## Stated exercise
Every line below is to be copied exactly, with the pictures left out.

(Data listing)
——————

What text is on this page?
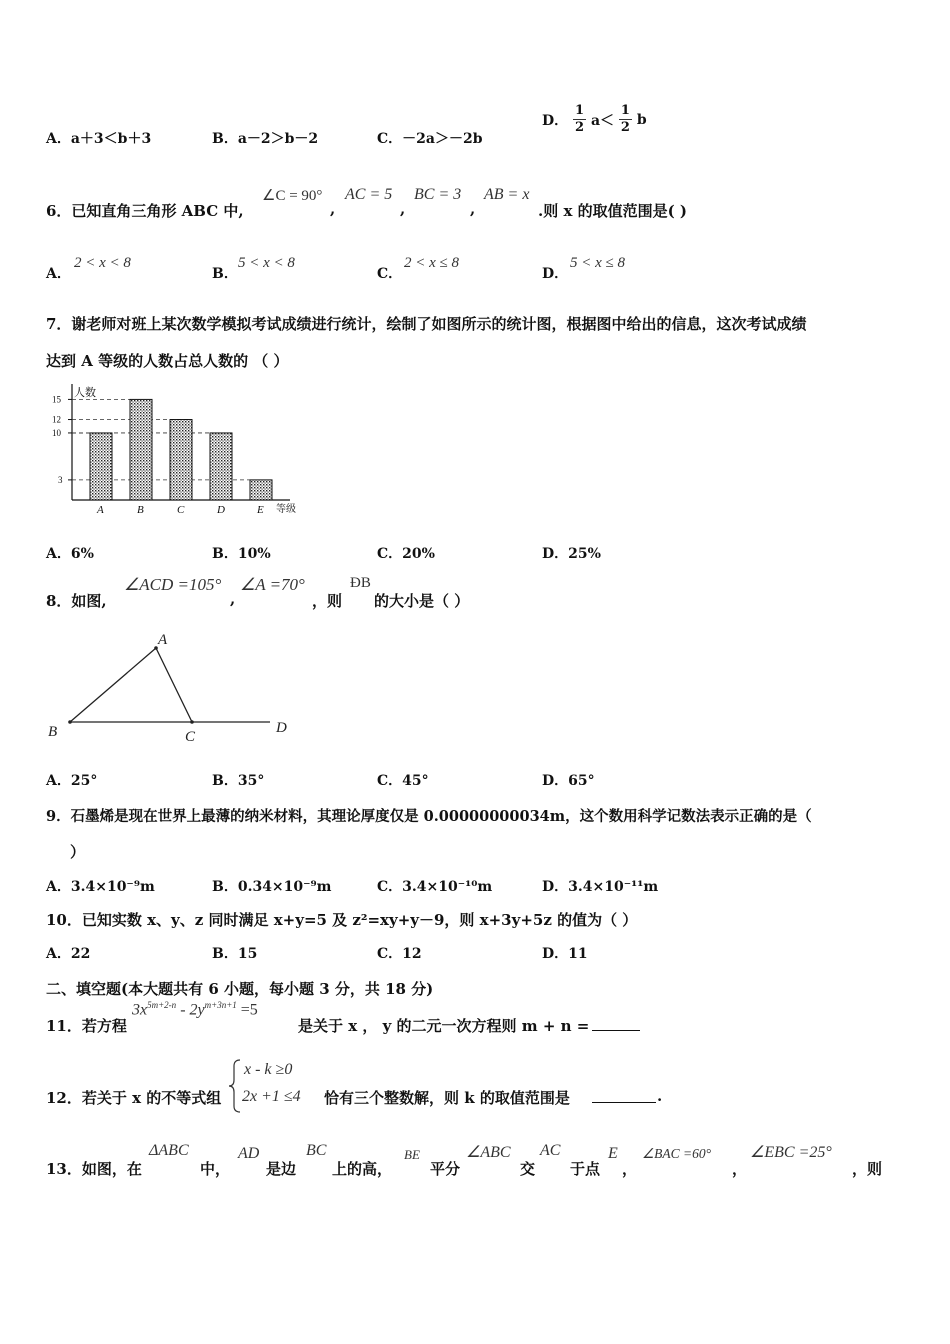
A．a＋3＜b＋3	B．a－2＞b－2	C．－2a＞－2b
D． $\frac{1}{2} a< \frac{1}{2}$ b
6．已知直角三角形 ABC 中,
∠C = 90°
,
AC = 5
,
BC = 3
,
AB = x
.则 x 的取值范围是( )
A．
2 < x < 8
B．
5 < x < 8
C．
2 < x ≤ 8
D．
5 < x ≤ 8
7．谢老师对班上某次数学模拟考试成绩进行统计，绘制了如图所示的统计图，根据图中给出的信息，这次考试成绩
达到 A 等级的人数占总人数的 （ ）
人数
等级
3
10
12
15
A	B	C	D	E
A．6%	B．10%	C．20%	D．25%
8．如图,
∠ACD =105°
,
∠A =70°
，则
ÐB
的大小是（ ）
A
B	C
D
A．25°	B．35°	C．45°	D．65°
9．石墨烯是现在世界上最薄的纳米材料，其理论厚度仅是 0.00000000034m，这个数用科学记数法表示正确的是（
）
A．3.4×10⁻⁹m	B．0.34×10⁻⁹m	C．3.4×10⁻¹⁰m	D．3.4×10⁻¹¹m
10．已知实数 x、y、z 同时满足 x+y=5 及 z²=xy+y－9，则 x+3y+5z 的值为（ ）
A．22	B．15	C．12	D．11
二、填空题(本大题共有 6 小题，每小题 3 分，共 18 分)
11．若方程
$3x^{5m+2-n} - 2y^{m+3n+1} =5$
是关于 x ， y 的二元一次方程则 m + n =
12．若关于 x 的不等式组
x - k ≥0
2x +1 ≤4 恰有三个整数解，则 k 的取值范围是	.
13．如图，在
ΔABC
中，
AD
是边
BC
上的高，
BE
平分
∠ABC
交
AC
于点
E
，
∠BAC =60°
，
∠EBC =25°
，则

——————

## Answer
What text is on this page?
A．a＋3＜b＋3	B．a－2＞b－2	C．－2a＞－2b
D． $\frac{1}{2} a< \frac{1}{2}$ b
6．已知直角三角形 ABC 中,
∠C = 90°
,
AC = 5
,
BC = 3
,
AB = x
.则 x 的取值范围是( )
A．
2 < x < 8
B．
5 < x < 8
C．
2 < x ≤ 8
D．
5 < x ≤ 8
7．谢老师对班上某次数学模拟考试成绩进行统计，绘制了如图所示的统计图，根据图中给出的信息，这次考试成绩
达到 A 等级的人数占总人数的 （ ）
人数
等级
3
10
12
15
A	B	C	D	E
A．6%	B．10%	C．20%	D．25%
8．如图,
∠ACD =105°
,
∠A =70°
，则
ÐB
的大小是（ ）
A
B	C
D
A．25°	B．35°	C．45°	D．65°
9．石墨烯是现在世界上最薄的纳米材料，其理论厚度仅是 0.00000000034m，这个数用科学记数法表示正确的是（
）
A．3.4×10⁻⁹m	B．0.34×10⁻⁹m	C．3.4×10⁻¹⁰m	D．3.4×10⁻¹¹m
10．已知实数 x、y、z 同时满足 x+y=5 及 z²=xy+y－9，则 x+3y+5z 的值为（ ）
A．22	B．15	C．12	D．11
二、填空题(本大题共有 6 小题，每小题 3 分，共 18 分)
11．若方程
$3x^{5m+2-n} - 2y^{m+3n+1} =5$
是关于 x ， y 的二元一次方程则 m + n =
12．若关于 x 的不等式组
x - k ≥0
2x +1 ≤4 恰有三个整数解，则 k 的取值范围是	.
13．如图，在
ΔABC
中，
AD
是边
BC
上的高，
BE
平分
∠ABC
交
AC
于点
E
，
∠BAC =60°
，
∠EBC =25°
，则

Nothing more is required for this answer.